WORK TO COMPLETE
Check each line of the records below and collect those holding "caption".

Stored entries
+ + + + + + +
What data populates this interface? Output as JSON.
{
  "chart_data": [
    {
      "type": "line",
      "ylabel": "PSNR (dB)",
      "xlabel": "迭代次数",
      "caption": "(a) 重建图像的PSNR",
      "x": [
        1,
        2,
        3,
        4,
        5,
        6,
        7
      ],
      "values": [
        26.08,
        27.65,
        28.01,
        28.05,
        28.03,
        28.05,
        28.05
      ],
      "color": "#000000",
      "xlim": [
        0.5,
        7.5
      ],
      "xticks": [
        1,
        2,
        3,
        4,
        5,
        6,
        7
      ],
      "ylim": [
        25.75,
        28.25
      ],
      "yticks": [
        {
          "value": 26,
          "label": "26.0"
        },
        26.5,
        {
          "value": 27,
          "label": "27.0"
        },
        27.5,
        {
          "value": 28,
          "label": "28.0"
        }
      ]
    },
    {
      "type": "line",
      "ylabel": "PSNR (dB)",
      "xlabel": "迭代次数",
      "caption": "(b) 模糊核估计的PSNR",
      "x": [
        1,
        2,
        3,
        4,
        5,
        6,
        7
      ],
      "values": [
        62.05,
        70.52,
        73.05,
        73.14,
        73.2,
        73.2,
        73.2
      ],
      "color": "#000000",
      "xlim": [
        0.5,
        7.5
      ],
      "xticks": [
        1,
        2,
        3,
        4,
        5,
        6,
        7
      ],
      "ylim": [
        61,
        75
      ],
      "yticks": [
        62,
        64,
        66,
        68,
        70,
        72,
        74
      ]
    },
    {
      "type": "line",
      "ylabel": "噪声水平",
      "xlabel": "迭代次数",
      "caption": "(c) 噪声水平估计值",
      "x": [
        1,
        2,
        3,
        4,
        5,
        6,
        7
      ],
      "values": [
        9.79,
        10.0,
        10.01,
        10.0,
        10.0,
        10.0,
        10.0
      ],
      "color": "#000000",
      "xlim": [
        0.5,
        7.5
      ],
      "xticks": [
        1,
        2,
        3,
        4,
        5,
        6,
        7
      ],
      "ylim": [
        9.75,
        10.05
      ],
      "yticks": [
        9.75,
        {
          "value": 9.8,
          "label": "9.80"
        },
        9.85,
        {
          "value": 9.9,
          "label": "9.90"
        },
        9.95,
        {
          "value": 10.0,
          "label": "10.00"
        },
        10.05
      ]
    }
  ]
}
+ + + + + + +
EXERCISE RESPONSE
      "caption": "(a) 重建图像的PSNR",
      "caption": "(b) 模糊核估计的PSNR",
      "caption": "(c) 噪声水平估计值",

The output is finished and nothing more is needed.